_RECORDS TO PROCESS_
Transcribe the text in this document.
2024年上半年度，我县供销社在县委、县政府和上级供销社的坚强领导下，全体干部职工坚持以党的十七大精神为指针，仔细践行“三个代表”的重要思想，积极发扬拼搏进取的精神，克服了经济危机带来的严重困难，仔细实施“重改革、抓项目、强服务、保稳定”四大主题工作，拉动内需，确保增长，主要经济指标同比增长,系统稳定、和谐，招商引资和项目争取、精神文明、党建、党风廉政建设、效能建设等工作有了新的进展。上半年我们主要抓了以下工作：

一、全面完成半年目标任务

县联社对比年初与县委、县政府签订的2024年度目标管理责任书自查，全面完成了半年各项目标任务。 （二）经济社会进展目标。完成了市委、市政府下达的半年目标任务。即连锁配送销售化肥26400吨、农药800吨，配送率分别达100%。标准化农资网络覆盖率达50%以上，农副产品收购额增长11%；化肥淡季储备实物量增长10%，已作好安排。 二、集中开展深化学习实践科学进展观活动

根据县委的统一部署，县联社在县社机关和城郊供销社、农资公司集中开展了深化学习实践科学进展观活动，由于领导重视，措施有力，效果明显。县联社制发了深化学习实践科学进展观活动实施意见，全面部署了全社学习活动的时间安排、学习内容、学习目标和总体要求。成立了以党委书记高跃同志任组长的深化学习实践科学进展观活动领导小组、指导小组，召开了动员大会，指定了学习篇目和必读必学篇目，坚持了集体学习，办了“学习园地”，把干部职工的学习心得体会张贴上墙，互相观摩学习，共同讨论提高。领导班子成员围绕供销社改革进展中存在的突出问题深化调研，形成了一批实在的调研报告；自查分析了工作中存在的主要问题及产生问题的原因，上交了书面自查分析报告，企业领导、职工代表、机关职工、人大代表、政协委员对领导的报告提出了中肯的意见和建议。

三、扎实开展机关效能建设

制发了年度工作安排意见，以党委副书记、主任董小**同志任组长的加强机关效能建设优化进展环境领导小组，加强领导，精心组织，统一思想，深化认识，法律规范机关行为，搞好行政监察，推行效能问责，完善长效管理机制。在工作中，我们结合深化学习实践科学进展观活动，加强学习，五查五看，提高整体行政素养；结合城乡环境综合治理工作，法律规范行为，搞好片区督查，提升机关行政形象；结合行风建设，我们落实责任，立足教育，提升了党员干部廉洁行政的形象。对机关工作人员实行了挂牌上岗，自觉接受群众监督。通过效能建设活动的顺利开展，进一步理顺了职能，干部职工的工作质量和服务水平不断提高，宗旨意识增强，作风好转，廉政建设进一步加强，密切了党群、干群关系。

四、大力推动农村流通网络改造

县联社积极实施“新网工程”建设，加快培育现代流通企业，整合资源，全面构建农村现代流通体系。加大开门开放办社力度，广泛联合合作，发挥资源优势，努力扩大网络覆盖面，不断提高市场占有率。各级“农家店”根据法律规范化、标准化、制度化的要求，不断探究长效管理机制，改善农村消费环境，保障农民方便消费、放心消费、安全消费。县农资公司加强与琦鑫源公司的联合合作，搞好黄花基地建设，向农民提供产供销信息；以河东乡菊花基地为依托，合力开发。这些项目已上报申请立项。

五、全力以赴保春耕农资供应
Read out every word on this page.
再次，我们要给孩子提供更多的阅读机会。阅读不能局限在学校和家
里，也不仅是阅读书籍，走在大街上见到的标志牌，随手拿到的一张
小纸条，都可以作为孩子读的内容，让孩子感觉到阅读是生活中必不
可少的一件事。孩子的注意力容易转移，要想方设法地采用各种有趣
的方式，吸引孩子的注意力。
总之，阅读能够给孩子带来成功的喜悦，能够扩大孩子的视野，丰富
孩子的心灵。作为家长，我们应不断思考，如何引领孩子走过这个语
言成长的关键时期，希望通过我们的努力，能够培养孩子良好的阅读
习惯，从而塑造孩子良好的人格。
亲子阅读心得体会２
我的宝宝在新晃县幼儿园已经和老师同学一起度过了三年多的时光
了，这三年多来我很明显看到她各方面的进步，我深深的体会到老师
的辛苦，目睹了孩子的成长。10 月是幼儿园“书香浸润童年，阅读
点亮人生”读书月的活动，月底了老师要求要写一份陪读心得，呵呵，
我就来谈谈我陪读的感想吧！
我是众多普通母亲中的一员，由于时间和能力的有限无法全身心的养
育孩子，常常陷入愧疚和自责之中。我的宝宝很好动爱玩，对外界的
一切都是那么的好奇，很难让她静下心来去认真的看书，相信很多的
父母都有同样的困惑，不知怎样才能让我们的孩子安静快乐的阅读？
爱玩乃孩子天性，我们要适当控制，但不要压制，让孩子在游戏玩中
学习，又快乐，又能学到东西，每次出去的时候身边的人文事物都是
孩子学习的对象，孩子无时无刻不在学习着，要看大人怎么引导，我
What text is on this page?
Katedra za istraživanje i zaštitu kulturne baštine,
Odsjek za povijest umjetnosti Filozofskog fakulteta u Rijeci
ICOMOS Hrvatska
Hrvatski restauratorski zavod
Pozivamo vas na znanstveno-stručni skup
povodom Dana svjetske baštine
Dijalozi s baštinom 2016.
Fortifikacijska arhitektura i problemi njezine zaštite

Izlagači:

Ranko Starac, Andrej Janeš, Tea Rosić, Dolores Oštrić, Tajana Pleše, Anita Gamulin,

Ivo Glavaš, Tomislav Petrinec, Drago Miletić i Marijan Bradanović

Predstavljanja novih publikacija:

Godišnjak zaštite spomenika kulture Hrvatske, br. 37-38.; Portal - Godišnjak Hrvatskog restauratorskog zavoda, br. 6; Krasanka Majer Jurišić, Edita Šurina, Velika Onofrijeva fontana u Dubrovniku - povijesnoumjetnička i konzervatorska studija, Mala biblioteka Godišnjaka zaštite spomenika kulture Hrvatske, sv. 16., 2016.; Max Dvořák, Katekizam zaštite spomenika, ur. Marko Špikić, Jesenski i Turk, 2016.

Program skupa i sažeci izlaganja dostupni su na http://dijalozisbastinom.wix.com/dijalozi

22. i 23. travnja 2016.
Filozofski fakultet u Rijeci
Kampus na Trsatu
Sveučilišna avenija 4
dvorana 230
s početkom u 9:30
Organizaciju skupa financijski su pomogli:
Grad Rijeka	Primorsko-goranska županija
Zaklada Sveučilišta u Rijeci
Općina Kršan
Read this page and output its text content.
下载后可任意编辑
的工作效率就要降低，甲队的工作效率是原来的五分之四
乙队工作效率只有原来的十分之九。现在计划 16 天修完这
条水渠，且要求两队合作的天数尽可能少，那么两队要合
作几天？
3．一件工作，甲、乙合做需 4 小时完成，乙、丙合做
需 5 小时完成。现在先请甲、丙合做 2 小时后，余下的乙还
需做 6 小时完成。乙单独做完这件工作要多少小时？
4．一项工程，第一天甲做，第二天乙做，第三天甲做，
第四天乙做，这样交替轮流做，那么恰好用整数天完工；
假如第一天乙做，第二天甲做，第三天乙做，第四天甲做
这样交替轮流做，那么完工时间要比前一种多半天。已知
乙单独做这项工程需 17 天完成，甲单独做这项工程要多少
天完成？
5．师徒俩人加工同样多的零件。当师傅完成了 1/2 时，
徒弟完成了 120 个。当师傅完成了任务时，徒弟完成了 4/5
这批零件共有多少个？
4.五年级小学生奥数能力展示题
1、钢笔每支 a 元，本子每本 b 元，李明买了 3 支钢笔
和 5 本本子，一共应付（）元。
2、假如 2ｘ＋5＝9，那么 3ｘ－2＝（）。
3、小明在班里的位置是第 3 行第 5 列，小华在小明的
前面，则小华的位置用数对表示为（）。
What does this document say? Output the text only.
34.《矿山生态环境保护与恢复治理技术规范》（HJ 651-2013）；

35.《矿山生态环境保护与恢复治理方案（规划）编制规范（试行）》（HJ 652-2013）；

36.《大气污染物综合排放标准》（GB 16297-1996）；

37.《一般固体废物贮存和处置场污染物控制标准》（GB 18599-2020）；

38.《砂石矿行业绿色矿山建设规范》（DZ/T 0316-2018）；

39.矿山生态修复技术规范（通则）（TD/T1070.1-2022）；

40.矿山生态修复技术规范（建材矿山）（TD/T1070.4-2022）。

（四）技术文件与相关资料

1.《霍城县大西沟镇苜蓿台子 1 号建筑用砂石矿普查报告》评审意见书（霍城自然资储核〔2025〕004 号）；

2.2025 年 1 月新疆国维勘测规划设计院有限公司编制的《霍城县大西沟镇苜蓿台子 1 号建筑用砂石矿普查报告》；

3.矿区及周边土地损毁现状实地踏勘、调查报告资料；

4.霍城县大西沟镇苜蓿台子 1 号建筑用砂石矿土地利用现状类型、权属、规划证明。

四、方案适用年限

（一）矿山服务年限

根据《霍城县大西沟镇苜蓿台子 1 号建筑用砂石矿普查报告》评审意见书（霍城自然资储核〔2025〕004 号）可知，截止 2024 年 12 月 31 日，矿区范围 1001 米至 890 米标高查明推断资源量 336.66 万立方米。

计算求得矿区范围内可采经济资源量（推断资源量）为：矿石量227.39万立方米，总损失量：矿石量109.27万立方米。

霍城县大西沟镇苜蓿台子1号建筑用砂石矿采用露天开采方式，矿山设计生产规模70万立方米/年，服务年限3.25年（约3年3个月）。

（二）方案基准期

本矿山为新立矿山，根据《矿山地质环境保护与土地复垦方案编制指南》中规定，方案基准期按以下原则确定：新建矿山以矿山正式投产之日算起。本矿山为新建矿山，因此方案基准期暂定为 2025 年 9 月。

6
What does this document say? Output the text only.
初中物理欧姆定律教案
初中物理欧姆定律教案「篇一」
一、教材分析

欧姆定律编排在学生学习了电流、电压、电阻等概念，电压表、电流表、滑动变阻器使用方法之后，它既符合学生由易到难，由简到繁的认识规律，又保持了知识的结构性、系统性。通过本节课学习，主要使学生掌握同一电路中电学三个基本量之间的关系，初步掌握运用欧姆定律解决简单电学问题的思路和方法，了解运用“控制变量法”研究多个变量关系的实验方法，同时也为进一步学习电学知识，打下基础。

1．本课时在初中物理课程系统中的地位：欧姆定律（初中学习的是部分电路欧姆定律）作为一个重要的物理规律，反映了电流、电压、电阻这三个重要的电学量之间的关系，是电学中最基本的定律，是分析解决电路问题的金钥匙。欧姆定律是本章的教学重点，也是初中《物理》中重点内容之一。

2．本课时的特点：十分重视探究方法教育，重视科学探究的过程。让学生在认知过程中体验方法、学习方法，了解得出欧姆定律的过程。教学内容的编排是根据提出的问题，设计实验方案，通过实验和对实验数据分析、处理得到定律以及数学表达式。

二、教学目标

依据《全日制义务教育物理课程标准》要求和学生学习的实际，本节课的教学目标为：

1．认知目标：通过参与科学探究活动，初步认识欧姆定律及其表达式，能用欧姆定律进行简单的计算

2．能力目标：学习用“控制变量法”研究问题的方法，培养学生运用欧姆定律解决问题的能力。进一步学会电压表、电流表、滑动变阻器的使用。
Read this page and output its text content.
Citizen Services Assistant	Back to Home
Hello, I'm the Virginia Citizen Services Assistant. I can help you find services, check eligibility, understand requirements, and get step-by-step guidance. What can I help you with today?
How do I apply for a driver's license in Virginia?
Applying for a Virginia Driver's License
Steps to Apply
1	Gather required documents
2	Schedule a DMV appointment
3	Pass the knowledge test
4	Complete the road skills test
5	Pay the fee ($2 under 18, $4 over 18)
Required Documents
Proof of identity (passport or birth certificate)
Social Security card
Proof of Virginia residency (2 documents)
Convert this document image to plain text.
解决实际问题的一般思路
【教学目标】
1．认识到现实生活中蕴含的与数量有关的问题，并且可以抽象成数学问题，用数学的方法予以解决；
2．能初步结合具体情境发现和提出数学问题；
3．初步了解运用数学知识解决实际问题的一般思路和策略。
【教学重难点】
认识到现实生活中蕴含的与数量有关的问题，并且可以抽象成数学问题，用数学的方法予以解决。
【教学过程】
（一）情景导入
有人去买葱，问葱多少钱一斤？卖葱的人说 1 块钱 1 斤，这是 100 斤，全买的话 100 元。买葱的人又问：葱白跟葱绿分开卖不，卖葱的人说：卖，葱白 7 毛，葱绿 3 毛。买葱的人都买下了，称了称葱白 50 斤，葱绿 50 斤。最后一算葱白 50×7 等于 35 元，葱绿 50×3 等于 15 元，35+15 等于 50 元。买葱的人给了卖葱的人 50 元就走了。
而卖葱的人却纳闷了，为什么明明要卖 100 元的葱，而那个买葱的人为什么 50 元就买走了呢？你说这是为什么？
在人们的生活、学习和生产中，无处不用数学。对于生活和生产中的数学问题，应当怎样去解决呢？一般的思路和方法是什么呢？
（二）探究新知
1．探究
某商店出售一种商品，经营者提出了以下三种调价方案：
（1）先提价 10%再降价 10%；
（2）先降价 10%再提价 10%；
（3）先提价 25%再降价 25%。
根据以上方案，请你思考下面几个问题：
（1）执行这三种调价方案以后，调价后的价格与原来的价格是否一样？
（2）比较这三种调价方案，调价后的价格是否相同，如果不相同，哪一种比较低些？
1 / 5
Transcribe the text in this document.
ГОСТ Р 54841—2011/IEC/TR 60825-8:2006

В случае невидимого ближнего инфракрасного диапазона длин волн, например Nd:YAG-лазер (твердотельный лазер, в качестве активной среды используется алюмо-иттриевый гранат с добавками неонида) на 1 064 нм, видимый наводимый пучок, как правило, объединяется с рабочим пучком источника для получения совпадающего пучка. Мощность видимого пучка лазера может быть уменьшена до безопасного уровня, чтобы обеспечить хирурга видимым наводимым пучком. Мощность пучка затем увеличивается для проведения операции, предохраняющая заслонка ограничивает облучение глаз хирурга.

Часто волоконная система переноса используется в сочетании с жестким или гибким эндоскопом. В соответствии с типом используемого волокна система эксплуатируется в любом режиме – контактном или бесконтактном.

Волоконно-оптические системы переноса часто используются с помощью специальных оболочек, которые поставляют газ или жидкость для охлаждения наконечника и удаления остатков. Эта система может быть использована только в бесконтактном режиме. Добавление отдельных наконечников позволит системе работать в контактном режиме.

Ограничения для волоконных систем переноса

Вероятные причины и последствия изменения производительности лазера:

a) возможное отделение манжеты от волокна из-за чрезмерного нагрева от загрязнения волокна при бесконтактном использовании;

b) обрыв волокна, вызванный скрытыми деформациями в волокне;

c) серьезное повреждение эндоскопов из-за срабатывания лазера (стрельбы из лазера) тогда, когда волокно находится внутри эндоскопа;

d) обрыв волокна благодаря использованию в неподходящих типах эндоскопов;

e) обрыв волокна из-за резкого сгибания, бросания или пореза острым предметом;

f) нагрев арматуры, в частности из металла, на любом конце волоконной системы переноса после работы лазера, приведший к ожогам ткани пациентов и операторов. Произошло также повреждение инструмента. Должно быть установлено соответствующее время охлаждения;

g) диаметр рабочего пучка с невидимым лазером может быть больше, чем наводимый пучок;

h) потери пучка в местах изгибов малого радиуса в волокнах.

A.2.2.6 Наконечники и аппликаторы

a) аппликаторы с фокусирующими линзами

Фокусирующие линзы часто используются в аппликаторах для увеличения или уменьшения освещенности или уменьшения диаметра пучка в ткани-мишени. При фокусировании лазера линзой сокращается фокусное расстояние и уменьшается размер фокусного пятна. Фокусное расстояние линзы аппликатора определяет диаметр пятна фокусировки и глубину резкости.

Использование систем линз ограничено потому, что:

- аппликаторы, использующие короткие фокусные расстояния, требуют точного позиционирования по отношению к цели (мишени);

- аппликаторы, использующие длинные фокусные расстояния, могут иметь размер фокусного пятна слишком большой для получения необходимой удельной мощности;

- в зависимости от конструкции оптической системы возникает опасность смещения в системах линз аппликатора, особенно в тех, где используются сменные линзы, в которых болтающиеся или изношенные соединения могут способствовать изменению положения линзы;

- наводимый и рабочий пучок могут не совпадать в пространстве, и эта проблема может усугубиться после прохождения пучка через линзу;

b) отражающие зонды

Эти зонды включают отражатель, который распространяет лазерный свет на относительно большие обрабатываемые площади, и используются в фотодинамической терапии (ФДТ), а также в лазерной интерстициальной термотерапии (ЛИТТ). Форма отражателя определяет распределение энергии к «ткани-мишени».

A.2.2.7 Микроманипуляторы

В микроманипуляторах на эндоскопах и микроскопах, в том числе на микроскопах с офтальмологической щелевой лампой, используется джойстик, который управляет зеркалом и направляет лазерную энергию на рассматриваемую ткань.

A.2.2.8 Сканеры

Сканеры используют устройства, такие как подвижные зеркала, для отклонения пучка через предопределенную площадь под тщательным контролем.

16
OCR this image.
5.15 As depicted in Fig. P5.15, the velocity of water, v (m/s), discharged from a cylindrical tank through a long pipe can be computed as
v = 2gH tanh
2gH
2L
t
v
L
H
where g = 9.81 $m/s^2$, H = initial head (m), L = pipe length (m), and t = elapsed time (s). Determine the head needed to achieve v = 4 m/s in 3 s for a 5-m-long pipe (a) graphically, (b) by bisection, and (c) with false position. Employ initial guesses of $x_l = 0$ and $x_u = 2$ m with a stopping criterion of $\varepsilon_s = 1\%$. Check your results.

_TASK STATEMENT_
Every line of the listing that holds "также" is to be counted; give only the resulting number.

_PROBLEM SOLUTION_
2